* **The exercise**:
Copy out the data below as written; omit any images.

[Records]
>> Start
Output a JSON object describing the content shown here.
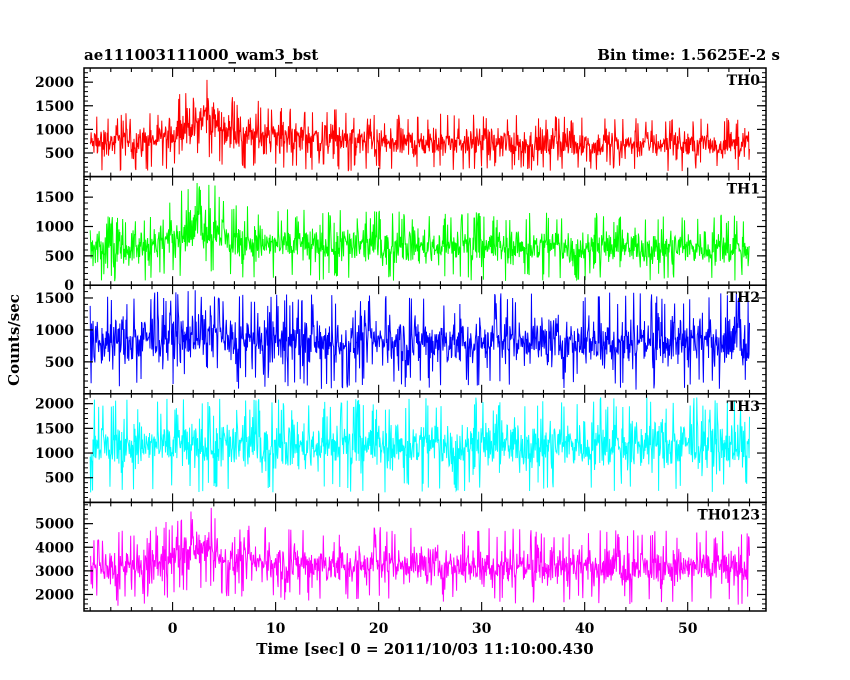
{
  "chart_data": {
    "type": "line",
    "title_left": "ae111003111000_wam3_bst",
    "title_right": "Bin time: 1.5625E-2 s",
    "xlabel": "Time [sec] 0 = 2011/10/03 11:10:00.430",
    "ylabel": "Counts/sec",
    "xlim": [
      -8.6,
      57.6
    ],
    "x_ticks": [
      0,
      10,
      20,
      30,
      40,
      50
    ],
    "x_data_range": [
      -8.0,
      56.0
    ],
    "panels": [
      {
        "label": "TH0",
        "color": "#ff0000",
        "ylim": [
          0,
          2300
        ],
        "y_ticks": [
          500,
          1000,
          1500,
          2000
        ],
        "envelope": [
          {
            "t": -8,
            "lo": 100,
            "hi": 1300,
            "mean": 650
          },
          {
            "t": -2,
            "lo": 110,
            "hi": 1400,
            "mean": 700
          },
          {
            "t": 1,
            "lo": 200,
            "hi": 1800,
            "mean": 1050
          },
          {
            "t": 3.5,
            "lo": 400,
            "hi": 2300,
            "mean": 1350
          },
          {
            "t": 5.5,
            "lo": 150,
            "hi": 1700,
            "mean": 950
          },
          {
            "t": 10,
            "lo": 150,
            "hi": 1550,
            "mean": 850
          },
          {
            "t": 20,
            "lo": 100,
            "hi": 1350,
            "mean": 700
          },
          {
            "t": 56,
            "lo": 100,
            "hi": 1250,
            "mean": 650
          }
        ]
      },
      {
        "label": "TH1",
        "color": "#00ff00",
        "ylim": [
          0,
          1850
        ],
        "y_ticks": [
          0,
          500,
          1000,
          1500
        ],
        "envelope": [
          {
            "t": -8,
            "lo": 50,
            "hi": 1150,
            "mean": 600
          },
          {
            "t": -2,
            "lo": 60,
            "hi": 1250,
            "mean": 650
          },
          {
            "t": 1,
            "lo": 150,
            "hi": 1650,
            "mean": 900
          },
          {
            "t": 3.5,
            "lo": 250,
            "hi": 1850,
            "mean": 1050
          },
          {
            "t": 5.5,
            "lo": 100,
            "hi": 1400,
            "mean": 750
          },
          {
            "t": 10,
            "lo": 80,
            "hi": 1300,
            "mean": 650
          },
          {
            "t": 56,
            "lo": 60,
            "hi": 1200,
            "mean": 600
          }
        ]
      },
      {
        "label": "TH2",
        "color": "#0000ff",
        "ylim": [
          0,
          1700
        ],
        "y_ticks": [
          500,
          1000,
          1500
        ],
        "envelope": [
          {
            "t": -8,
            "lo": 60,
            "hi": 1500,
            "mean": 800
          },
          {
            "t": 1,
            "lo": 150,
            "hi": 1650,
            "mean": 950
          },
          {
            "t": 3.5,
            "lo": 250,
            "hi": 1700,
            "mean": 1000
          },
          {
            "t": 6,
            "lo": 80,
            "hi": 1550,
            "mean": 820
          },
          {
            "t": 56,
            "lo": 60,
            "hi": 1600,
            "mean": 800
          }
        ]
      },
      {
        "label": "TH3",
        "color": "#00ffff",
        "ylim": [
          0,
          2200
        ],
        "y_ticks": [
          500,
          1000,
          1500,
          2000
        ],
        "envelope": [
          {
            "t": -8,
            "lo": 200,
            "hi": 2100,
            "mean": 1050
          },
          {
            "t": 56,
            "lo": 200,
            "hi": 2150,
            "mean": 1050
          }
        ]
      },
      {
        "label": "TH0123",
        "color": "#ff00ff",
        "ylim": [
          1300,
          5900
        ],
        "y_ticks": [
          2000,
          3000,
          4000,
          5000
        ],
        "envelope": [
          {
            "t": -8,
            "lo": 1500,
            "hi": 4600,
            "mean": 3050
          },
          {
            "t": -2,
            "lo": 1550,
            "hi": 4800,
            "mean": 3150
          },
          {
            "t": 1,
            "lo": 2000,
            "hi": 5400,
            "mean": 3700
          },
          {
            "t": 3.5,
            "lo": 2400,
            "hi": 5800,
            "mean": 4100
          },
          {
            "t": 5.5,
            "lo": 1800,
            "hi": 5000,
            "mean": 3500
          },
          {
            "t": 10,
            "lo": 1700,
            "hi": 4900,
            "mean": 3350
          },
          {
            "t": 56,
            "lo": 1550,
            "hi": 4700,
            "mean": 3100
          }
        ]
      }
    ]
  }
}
>> End
* **Solution for this task**:
Output a JSON object describing the content shown here.
{
  "chart_data": {
    "type": "line",
    "title_left": "ae111003111000_wam3_bst",
    "title_right": "Bin time: 1.5625E-2 s",
    "xlabel": "Time [sec] 0 = 2011/10/03 11:10:00.430",
    "ylabel": "Counts/sec",
    "xlim": [
      -8.6,
      57.6
    ],
    "x_ticks": [
      0,
      10,
      20,
      30,
      40,
      50
    ],
    "x_data_range": [
      -8.0,
      56.0
    ],
    "panels": [
      {
        "label": "TH0",
        "color": "#ff0000",
        "ylim": [
          0,
          2300
        ],
        "y_ticks": [
          500,
          1000,
          1500,
          2000
        ],
        "envelope": [
          {
            "t": -8,
            "lo": 100,
            "hi": 1300,
            "mean": 650
          },
          {
            "t": -2,
            "lo": 110,
            "hi": 1400,
            "mean": 700
          },
          {
            "t": 1,
            "lo": 200,
            "hi": 1800,
            "mean": 1050
          },
          {
            "t": 3.5,
            "lo": 400,
            "hi": 2300,
            "mean": 1350
          },
          {
            "t": 5.5,
            "lo": 150,
            "hi": 1700,
            "mean": 950
          },
          {
            "t": 10,
            "lo": 150,
            "hi": 1550,
            "mean": 850
          },
          {
            "t": 20,
            "lo": 100,
            "hi": 1350,
            "mean": 700
          },
          {
            "t": 56,
            "lo": 100,
            "hi": 1250,
            "mean": 650
          }
        ]
      },
      {
        "label": "TH1",
        "color": "#00ff00",
        "ylim": [
          0,
          1850
        ],
        "y_ticks": [
          0,
          500,
          1000,
          1500
        ],
        "envelope": [
          {
            "t": -8,
            "lo": 50,
            "hi": 1150,
            "mean": 600
          },
          {
            "t": -2,
            "lo": 60,
            "hi": 1250,
            "mean": 650
          },
          {
            "t": 1,
            "lo": 150,
            "hi": 1650,
            "mean": 900
          },
          {
            "t": 3.5,
            "lo": 250,
            "hi": 1850,
            "mean": 1050
          },
          {
            "t": 5.5,
            "lo": 100,
            "hi": 1400,
            "mean": 750
          },
          {
            "t": 10,
            "lo": 80,
            "hi": 1300,
            "mean": 650
          },
          {
            "t": 56,
            "lo": 60,
            "hi": 1200,
            "mean": 600
          }
        ]
      },
      {
        "label": "TH2",
        "color": "#0000ff",
        "ylim": [
          0,
          1700
        ],
        "y_ticks": [
          500,
          1000,
          1500
        ],
        "envelope": [
          {
            "t": -8,
            "lo": 60,
            "hi": 1500,
            "mean": 800
          },
          {
            "t": 1,
            "lo": 150,
            "hi": 1650,
            "mean": 950
          },
          {
            "t": 3.5,
            "lo": 250,
            "hi": 1700,
            "mean": 1000
          },
          {
            "t": 6,
            "lo": 80,
            "hi": 1550,
            "mean": 820
          },
          {
            "t": 56,
            "lo": 60,
            "hi": 1600,
            "mean": 800
          }
        ]
      },
      {
        "label": "TH3",
        "color": "#00ffff",
        "ylim": [
          0,
          2200
        ],
        "y_ticks": [
          500,
          1000,
          1500,
          2000
        ],
        "envelope": [
          {
            "t": -8,
            "lo": 200,
            "hi": 2100,
            "mean": 1050
          },
          {
            "t": 56,
            "lo": 200,
            "hi": 2150,
            "mean": 1050
          }
        ]
      },
      {
        "label": "TH0123",
        "color": "#ff00ff",
        "ylim": [
          1300,
          5900
        ],
        "y_ticks": [
          2000,
          3000,
          4000,
          5000
        ],
        "envelope": [
          {
            "t": -8,
            "lo": 1500,
            "hi": 4600,
            "mean": 3050
          },
          {
            "t": -2,
            "lo": 1550,
            "hi": 4800,
            "mean": 3150
          },
          {
            "t": 1,
            "lo": 2000,
            "hi": 5400,
            "mean": 3700
          },
          {
            "t": 3.5,
            "lo": 2400,
            "hi": 5800,
            "mean": 4100
          },
          {
            "t": 5.5,
            "lo": 1800,
            "hi": 5000,
            "mean": 3500
          },
          {
            "t": 10,
            "lo": 1700,
            "hi": 4900,
            "mean": 3350
          },
          {
            "t": 56,
            "lo": 1550,
            "hi": 4700,
            "mean": 3100
          }
        ]
      }
    ]
  }
}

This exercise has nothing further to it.